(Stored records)
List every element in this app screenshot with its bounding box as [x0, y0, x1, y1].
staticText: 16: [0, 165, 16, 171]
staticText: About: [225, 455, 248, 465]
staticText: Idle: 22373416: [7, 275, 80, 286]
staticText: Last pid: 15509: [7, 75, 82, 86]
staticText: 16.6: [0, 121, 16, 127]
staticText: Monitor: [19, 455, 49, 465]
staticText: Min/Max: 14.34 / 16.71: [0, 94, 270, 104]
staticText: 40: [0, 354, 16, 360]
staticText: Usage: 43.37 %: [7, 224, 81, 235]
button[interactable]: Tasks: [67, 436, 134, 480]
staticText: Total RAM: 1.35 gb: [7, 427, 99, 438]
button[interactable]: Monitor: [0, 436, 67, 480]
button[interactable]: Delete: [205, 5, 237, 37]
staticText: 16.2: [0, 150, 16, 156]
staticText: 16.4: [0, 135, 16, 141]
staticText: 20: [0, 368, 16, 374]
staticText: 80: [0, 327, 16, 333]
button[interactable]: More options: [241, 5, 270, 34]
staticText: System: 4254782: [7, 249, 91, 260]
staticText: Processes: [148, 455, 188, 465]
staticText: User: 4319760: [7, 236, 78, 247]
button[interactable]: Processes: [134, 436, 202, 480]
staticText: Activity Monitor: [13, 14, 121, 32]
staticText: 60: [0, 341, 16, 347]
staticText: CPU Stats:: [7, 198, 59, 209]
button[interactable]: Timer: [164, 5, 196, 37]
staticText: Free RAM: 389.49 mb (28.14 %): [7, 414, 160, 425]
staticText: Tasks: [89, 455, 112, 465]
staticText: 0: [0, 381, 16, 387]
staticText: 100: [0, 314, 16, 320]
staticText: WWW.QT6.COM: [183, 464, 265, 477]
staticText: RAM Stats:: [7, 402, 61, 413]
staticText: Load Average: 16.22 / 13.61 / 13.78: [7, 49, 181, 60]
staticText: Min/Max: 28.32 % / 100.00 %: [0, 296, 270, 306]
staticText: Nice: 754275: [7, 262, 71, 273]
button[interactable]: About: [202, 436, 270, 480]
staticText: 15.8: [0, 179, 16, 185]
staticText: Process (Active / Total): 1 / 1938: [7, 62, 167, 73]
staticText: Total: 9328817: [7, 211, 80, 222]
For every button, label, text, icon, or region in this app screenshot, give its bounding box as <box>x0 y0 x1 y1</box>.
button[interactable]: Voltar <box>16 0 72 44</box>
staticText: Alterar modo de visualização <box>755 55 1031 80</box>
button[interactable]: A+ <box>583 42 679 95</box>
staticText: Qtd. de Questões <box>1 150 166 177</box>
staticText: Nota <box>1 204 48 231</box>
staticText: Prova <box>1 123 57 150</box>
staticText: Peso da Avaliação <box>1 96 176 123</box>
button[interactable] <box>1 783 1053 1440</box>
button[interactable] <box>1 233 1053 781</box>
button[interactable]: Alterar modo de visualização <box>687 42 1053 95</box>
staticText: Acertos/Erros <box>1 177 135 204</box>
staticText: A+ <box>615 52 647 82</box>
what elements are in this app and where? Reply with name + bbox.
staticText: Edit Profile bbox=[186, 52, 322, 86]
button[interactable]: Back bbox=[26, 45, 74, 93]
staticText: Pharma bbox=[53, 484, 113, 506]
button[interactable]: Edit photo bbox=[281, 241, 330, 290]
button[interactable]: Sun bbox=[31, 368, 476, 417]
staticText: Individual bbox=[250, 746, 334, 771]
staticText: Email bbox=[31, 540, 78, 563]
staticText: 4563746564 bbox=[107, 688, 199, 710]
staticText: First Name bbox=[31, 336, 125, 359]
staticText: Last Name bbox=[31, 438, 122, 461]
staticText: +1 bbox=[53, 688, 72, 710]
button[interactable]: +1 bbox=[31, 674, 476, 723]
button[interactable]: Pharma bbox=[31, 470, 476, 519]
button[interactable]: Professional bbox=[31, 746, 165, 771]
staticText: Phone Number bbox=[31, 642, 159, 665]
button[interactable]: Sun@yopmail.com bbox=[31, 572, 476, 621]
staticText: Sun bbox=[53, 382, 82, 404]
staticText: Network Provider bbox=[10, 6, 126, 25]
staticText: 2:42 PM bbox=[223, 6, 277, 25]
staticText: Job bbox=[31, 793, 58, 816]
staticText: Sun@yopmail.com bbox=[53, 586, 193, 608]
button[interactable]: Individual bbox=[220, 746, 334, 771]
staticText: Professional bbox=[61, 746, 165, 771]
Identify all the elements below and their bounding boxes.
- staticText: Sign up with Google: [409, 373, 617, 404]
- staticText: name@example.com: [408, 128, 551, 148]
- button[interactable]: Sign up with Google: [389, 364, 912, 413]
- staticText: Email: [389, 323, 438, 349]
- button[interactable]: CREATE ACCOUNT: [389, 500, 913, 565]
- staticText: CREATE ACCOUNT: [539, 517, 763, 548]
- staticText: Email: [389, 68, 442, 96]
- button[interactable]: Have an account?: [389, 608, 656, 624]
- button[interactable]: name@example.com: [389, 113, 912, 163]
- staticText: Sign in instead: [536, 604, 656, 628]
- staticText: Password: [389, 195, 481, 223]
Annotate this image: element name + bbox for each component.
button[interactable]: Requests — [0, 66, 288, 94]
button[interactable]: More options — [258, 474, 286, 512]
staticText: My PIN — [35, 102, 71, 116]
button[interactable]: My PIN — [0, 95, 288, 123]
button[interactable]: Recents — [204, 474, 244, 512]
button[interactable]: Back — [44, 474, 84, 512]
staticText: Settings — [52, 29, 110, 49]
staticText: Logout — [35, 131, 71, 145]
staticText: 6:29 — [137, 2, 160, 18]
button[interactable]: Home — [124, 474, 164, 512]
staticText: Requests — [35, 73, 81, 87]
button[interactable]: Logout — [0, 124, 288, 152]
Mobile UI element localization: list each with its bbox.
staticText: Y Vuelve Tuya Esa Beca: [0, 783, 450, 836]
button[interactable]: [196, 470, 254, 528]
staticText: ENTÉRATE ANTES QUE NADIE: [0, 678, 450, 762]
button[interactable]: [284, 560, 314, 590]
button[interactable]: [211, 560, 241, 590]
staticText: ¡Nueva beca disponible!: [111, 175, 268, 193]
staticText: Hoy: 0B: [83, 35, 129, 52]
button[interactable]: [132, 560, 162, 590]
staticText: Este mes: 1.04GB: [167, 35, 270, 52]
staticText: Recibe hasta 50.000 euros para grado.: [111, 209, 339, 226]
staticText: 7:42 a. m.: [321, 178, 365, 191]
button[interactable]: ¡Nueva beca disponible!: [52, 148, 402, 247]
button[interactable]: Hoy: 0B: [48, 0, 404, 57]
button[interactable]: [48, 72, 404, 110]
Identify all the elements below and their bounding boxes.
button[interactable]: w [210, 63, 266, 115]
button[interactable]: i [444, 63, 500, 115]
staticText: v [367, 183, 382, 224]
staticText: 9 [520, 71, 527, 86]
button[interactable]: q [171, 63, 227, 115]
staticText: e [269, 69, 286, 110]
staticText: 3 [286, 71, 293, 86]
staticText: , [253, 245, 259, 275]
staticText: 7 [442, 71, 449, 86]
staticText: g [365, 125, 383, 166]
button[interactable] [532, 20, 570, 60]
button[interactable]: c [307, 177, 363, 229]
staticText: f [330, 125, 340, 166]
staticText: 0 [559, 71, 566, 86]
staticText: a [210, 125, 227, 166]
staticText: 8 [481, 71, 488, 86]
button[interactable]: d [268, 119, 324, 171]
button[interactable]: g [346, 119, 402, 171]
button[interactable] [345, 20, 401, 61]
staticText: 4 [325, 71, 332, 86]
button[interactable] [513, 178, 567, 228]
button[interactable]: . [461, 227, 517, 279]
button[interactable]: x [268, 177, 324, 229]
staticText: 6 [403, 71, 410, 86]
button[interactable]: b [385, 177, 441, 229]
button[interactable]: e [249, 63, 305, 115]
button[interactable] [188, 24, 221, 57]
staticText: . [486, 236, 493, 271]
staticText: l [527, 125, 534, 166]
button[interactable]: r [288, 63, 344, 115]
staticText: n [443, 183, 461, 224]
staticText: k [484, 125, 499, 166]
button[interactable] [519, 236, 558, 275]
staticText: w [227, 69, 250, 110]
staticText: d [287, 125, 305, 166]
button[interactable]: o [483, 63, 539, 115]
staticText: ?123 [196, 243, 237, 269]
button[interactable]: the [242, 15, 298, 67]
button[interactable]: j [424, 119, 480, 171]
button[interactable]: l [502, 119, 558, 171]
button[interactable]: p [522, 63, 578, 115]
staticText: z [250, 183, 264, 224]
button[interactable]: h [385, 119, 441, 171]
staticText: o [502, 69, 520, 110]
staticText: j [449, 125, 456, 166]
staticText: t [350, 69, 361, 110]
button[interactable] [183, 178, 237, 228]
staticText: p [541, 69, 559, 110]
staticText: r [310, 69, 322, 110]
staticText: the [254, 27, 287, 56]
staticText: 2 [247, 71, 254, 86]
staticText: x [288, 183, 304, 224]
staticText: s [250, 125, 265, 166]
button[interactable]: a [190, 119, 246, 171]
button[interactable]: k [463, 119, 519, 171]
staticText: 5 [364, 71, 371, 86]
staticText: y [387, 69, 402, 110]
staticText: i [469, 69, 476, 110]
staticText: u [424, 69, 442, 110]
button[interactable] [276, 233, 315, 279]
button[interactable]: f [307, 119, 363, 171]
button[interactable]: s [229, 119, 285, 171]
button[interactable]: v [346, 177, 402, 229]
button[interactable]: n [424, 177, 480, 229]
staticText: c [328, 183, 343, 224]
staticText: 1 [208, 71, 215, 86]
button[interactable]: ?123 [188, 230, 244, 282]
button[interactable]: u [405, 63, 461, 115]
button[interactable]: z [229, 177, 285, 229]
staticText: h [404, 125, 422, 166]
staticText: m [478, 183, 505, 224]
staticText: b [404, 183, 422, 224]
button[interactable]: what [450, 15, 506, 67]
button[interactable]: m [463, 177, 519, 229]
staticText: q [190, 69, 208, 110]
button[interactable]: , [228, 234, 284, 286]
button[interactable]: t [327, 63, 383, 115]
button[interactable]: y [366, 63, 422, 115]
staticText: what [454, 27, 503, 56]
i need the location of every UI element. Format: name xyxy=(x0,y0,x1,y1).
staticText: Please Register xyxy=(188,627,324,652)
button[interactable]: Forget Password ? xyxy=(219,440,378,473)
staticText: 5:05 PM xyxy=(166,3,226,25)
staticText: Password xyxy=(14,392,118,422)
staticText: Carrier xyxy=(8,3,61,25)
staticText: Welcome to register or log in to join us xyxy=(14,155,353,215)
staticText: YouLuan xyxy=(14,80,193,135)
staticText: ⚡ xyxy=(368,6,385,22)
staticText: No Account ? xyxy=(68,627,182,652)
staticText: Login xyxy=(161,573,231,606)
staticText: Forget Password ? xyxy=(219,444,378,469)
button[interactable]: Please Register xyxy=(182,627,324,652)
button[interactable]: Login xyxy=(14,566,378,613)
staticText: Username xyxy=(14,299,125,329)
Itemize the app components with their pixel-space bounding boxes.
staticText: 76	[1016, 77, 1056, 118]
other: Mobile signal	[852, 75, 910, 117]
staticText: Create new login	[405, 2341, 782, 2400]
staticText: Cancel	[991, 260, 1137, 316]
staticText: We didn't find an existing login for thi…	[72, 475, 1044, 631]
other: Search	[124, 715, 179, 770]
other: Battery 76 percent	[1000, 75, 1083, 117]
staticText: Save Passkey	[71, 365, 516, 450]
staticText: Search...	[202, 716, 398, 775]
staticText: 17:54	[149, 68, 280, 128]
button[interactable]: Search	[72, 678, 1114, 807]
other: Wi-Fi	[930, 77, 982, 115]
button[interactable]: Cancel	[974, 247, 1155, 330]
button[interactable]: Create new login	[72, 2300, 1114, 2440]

* _What needs to be done_:
Output the lines of the listing as a numbered list, from its first line up to and including the line containing "staticText: Last pid: 15509: [7, 75, 82, 86]", and skip any blank lines.

* _Correct answer_:
1. List every element in this app screenshot with its bounding box as [x0, y0, x1, y1].
2. staticText: 16: [0, 165, 16, 171]
3. staticText: About: [225, 455, 248, 465]
4. staticText: Idle: 22373416: [7, 275, 80, 286]
5. staticText: Last pid: 15509: [7, 75, 82, 86]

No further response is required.